RAW DATA →
○ ○ ○
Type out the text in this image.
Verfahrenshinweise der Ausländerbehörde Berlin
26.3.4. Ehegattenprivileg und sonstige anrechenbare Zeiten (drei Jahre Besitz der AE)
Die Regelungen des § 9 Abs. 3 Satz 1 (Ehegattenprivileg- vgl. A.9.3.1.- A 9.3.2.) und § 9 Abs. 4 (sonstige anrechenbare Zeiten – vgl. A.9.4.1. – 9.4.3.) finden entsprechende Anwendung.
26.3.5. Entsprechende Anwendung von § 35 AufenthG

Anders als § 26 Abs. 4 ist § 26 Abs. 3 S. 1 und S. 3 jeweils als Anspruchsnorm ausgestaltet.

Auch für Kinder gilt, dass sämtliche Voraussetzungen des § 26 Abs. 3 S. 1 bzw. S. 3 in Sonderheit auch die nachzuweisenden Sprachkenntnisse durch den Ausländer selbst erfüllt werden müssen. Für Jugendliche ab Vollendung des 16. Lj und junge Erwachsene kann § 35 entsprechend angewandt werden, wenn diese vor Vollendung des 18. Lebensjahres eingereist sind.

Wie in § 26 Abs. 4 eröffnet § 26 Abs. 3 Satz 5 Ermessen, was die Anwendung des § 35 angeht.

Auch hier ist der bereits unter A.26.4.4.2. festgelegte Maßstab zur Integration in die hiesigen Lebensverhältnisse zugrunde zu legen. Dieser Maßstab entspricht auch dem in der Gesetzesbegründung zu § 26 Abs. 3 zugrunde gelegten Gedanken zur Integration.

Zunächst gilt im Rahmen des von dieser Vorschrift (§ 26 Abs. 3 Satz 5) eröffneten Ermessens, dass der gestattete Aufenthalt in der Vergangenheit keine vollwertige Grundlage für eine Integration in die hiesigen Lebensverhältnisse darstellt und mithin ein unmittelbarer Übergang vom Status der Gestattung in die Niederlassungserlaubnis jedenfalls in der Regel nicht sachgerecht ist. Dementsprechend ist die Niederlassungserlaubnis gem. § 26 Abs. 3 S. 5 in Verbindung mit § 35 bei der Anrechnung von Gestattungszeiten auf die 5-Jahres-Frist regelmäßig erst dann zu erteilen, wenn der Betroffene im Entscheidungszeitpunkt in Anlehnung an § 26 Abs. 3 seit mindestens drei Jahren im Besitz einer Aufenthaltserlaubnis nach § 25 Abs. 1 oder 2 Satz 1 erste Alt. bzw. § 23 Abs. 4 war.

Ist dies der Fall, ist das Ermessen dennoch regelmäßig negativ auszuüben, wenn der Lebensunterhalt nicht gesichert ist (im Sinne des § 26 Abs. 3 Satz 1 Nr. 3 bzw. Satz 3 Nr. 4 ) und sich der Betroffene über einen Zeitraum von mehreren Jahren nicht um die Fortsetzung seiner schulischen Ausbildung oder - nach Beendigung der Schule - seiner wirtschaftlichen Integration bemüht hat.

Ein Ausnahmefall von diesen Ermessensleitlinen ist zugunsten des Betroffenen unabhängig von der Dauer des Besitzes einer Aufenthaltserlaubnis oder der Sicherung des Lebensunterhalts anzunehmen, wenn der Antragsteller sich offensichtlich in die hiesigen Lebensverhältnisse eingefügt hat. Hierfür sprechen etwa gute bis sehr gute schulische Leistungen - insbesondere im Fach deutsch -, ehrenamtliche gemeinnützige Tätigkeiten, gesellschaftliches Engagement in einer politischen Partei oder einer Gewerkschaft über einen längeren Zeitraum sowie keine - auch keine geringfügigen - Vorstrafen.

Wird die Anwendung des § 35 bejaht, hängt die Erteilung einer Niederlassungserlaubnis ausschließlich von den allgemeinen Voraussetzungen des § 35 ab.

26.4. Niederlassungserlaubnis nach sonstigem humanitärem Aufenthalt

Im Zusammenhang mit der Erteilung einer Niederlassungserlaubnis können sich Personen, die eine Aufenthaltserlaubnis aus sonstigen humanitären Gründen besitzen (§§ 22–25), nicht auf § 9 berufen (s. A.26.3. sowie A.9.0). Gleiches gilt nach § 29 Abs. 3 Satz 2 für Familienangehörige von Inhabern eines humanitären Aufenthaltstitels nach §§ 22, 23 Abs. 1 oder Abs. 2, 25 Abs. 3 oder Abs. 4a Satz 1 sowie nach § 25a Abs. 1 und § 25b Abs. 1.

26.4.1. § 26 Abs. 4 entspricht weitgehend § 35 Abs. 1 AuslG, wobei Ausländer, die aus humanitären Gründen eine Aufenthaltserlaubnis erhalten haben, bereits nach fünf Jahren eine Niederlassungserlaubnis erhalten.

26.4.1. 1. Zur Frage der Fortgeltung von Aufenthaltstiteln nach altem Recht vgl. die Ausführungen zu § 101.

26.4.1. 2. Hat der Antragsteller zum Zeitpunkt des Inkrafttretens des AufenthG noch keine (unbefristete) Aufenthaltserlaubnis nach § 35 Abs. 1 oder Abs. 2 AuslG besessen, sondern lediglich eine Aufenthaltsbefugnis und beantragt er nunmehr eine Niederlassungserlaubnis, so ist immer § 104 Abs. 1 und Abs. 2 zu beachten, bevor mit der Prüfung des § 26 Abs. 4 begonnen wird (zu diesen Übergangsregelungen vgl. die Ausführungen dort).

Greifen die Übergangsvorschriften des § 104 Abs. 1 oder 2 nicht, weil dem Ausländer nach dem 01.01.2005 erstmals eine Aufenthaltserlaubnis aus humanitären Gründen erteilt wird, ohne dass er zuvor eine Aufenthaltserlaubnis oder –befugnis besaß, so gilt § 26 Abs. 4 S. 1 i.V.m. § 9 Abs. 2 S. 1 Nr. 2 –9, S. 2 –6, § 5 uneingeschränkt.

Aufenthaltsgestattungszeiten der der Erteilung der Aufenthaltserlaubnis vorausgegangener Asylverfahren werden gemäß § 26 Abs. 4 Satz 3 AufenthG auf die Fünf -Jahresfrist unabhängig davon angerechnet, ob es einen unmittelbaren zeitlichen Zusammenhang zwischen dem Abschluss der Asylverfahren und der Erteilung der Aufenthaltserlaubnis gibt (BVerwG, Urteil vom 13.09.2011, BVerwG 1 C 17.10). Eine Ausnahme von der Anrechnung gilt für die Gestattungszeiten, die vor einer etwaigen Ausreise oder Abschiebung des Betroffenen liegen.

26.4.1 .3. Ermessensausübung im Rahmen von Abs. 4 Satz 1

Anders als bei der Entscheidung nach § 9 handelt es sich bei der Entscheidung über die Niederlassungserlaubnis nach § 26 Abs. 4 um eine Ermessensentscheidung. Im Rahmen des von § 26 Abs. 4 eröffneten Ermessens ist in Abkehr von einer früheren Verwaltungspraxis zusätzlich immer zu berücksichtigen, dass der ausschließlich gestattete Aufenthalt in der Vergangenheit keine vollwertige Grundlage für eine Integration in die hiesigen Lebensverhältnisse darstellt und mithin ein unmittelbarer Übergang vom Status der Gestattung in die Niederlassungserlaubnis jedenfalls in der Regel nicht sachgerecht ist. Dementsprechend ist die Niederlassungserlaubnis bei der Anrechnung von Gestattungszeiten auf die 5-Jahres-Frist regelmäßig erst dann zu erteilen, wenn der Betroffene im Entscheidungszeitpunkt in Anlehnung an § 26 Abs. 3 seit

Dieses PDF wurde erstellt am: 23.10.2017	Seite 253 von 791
○ ○ ○
OBJECTIVE → Take every line from the data that contains the word "AufenthG".

TASK RESPONSE →
26.3.5. Entsprechende Anwendung von § 35 AufenthG
26.4.1. 2. Hat der Antragsteller zum Zeitpunkt des Inkrafttretens des AufenthG noch keine (unbefristete) Aufenthaltserlaubnis nach § 35 Abs. 1 oder Abs. 2 AuslG besessen, sondern lediglich eine Aufenthaltsbefugnis und beantragt er nunmehr eine Niederlassungserlaubnis, so ist immer § 104 Abs. 1 und Abs. 2 zu beachten, bevor mit der Prüfung des § 26 Abs. 4 begonnen wird (zu diesen Übergangsregelungen vgl. die Ausführungen dort).
Aufenthaltsgestattungszeiten der der Erteilung der Aufenthaltserlaubnis vorausgegangener Asylverfahren werden gemäß § 26 Abs. 4 Satz 3 AufenthG auf die Fünf -Jahresfrist unabhängig davon angerechnet, ob es einen unmittelbaren zeitlichen Zusammenhang zwischen dem Abschluss der Asylverfahren und der Erteilung der Aufenthaltserlaubnis gibt (BVerwG, Urteil vom 13.09.2011, BVerwG 1 C 17.10). Eine Ausnahme von der Anrechnung gilt für die Gestattungszeiten, die vor einer etwaigen Ausreise oder Abschiebung des Betroffenen liegen.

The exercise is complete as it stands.